** Directive **
The entries are to be returned exactly, with images left out.

[Dataset entries]
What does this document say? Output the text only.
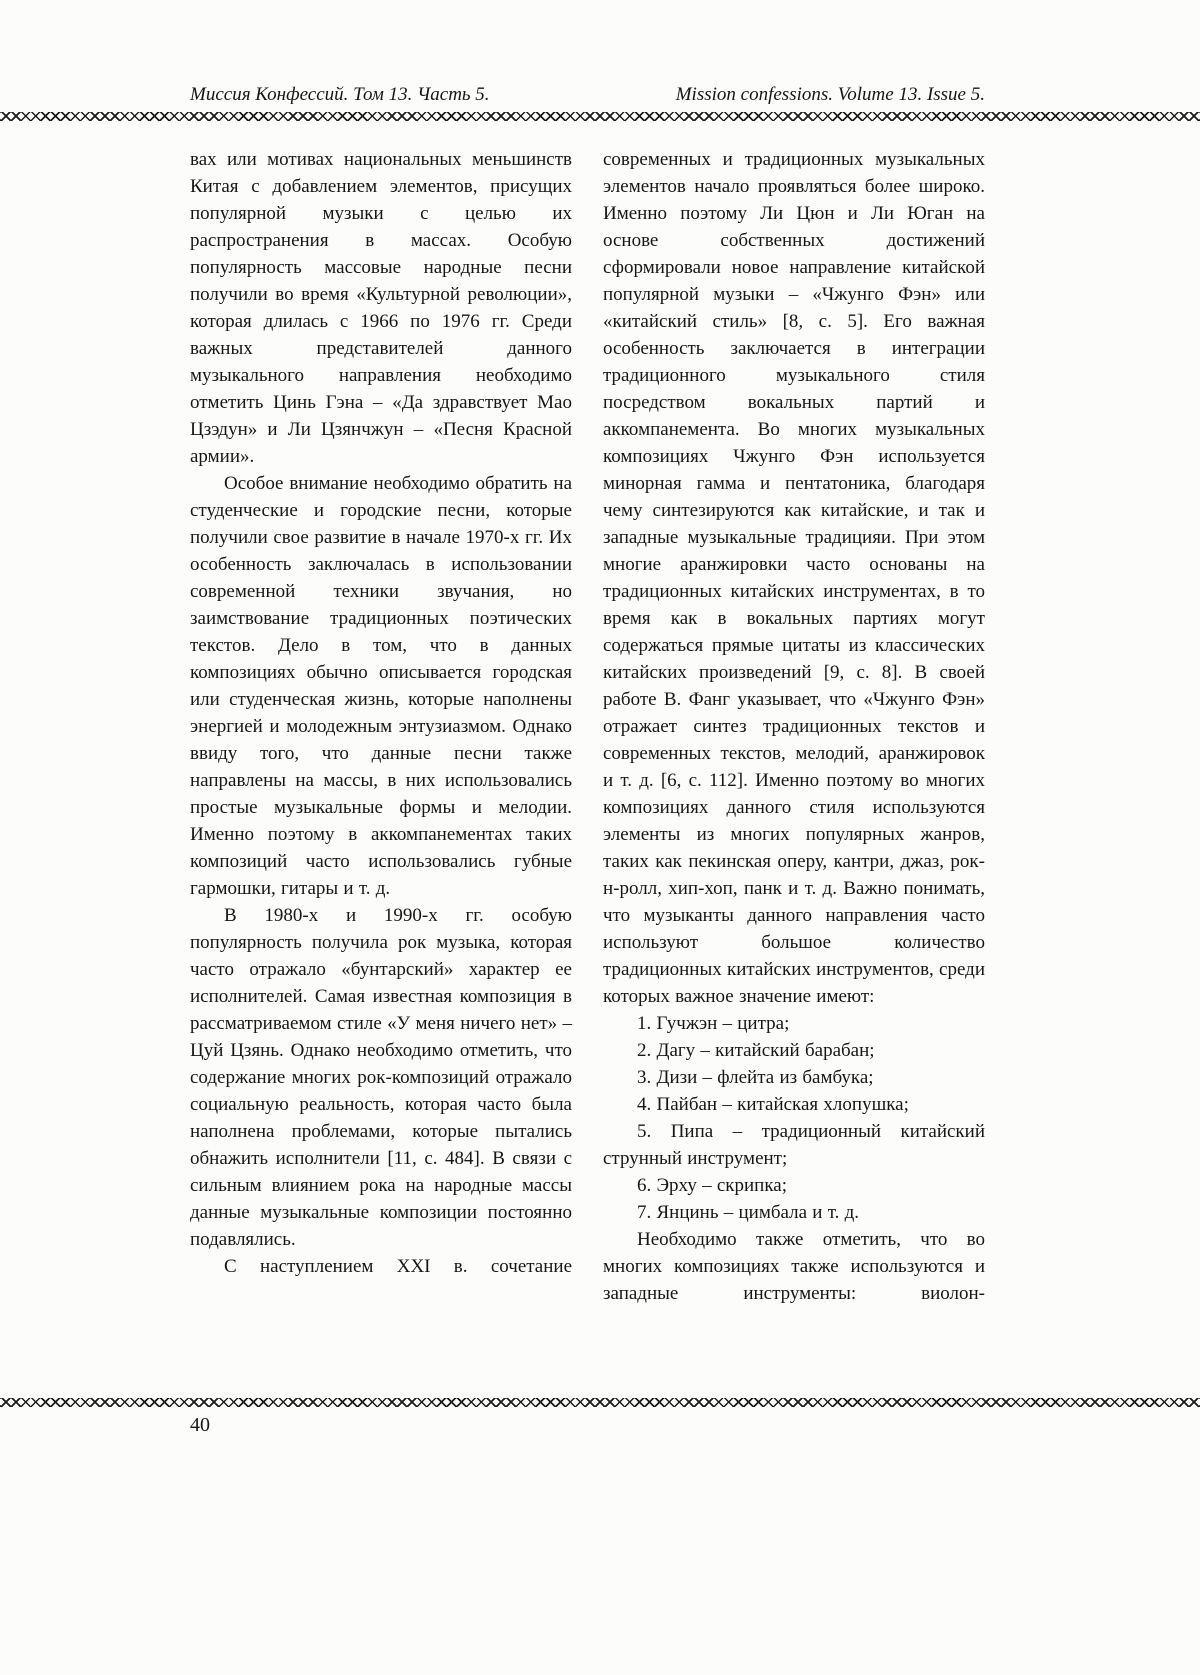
Миссия Конфессий. Том 13. Часть 5.	Mission confessions. Volume 13. Issue 5.

вах или мотивах национальных меньшинств Китая с добавлением элементов, присущих популярной музыки с целью их распространения в массах. Особую популярность массовые народные песни получили во время «Культурной революции», которая длилась с 1966 по 1976 гг. Среди важных представителей данного музыкального направления необходимо отметить Цинь Гэна – «Да здравствует Мао Цзэдун» и Ли Цзянчжун – «Песня Красной армии».

Особое внимание необходимо обратить на студенческие и городские песни, которые получили свое развитие в начале 1970-х гг. Их особенность заключалась в использовании современной техники звучания, но заимствование традиционных поэтических текстов. Дело в том, что в данных композициях обычно описывается городская или студенческая жизнь, которые наполнены энергией и молодежным энтузиазмом. Однако ввиду того, что данные песни также направлены на массы, в них использовались простые музыкальные формы и мелодии. Именно поэтому в аккомпанементах таких композиций часто использовались губные гармошки, гитары и т. д.

В 1980-х и 1990-х гг. особую популярность получила рок музыка, которая часто отражало «бунтарский» характер ее исполнителей. Самая известная композиция в рассматриваемом стиле «У меня ничего нет» – Цуй Цзянь. Однако необходимо отметить, что содержание многих рок-композиций отражало социальную реальность, которая часто была наполнена проблемами, которые пытались обнажить исполнители [11, с. 484]. В связи с сильным влиянием рока на народные массы данные музыкальные композиции постоянно подавлялись.

С наступлением XXI в. сочетание

современных и традиционных музыкальных элементов начало проявляться более широко. Именно поэтому Ли Цюн и Ли Юган на основе собственных достижений сформировали новое направление китайской популярной музыки – «Чжунго Фэн» или «китайский стиль» [8, с. 5]. Его важная особенность заключается в интеграции традиционного музыкального стиля посредством вокальных партий и аккомпанемента. Во многих музыкальных композициях Чжунго Фэн используется минорная гамма и пентатоника, благодаря чему синтезируются как китайские, и так и западные музыкальные традицияи. При этом многие аранжировки часто основаны на традиционных китайских инструментах, в то время как в вокальных партиях могут содержаться прямые цитаты из классических китайских произведений [9, с. 8]. В своей работе В. Фанг указывает, что «Чжунго Фэн» отражает синтез традиционных текстов и современных текстов, мелодий, аранжировок и т. д. [6, с. 112]. Именно поэтому во многих композициях данного стиля используются элементы из многих популярных жанров, таких как пекинская оперу, кантри, джаз, рок-н-ролл, хип-хоп, панк и т. д. Важно понимать, что музыканты данного направления часто используют большое количество традиционных китайских инструментов, среди которых важное значение имеют:

1. Гучжэн – цитра;

2. Дагу – китайский барабан;

3. Дизи – флейта из бамбука;

4. Пайбан – китайская хлопушка;

5. Пипа – традиционный китайский струнный инструмент;

6. Эрху – скрипка;

7. Янцинь – цимбала и т. д.

Необходимо также отметить, что во многих композициях также используются и западные инструменты: виолон-

40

** Exercise result **
What does this document say? Output the text only.
Миссия Конфессий. Том 13. Часть 5.	Mission confessions. Volume 13. Issue 5.

вах или мотивах национальных меньшинств Китая с добавлением элементов, присущих популярной музыки с целью их распространения в массах. Особую популярность массовые народные песни получили во время «Культурной революции», которая длилась с 1966 по 1976 гг. Среди важных представителей данного музыкального направления необходимо отметить Цинь Гэна – «Да здравствует Мао Цзэдун» и Ли Цзянчжун – «Песня Красной армии».

Особое внимание необходимо обратить на студенческие и городские песни, которые получили свое развитие в начале 1970-х гг. Их особенность заключалась в использовании современной техники звучания, но заимствование традиционных поэтических текстов. Дело в том, что в данных композициях обычно описывается городская или студенческая жизнь, которые наполнены энергией и молодежным энтузиазмом. Однако ввиду того, что данные песни также направлены на массы, в них использовались простые музыкальные формы и мелодии. Именно поэтому в аккомпанементах таких композиций часто использовались губные гармошки, гитары и т. д.

В 1980-х и 1990-х гг. особую популярность получила рок музыка, которая часто отражало «бунтарский» характер ее исполнителей. Самая известная композиция в рассматриваемом стиле «У меня ничего нет» – Цуй Цзянь. Однако необходимо отметить, что содержание многих рок-композиций отражало социальную реальность, которая часто была наполнена проблемами, которые пытались обнажить исполнители [11, с. 484]. В связи с сильным влиянием рока на народные массы данные музыкальные композиции постоянно подавлялись.

С наступлением XXI в. сочетание

современных и традиционных музыкальных элементов начало проявляться более широко. Именно поэтому Ли Цюн и Ли Юган на основе собственных достижений сформировали новое направление китайской популярной музыки – «Чжунго Фэн» или «китайский стиль» [8, с. 5]. Его важная особенность заключается в интеграции традиционного музыкального стиля посредством вокальных партий и аккомпанемента. Во многих музыкальных композициях Чжунго Фэн используется минорная гамма и пентатоника, благодаря чему синтезируются как китайские, и так и западные музыкальные традицияи. При этом многие аранжировки часто основаны на традиционных китайских инструментах, в то время как в вокальных партиях могут содержаться прямые цитаты из классических китайских произведений [9, с. 8]. В своей работе В. Фанг указывает, что «Чжунго Фэн» отражает синтез традиционных текстов и современных текстов, мелодий, аранжировок и т. д. [6, с. 112]. Именно поэтому во многих композициях данного стиля используются элементы из многих популярных жанров, таких как пекинская оперу, кантри, джаз, рок-н-ролл, хип-хоп, панк и т. д. Важно понимать, что музыканты данного направления часто используют большое количество традиционных китайских инструментов, среди которых важное значение имеют:

1. Гучжэн – цитра;

2. Дагу – китайский барабан;

3. Дизи – флейта из бамбука;

4. Пайбан – китайская хлопушка;

5. Пипа – традиционный китайский струнный инструмент;

6. Эрху – скрипка;

7. Янцинь – цимбала и т. д.

Необходимо также отметить, что во многих композициях также используются и западные инструменты: виолон-

40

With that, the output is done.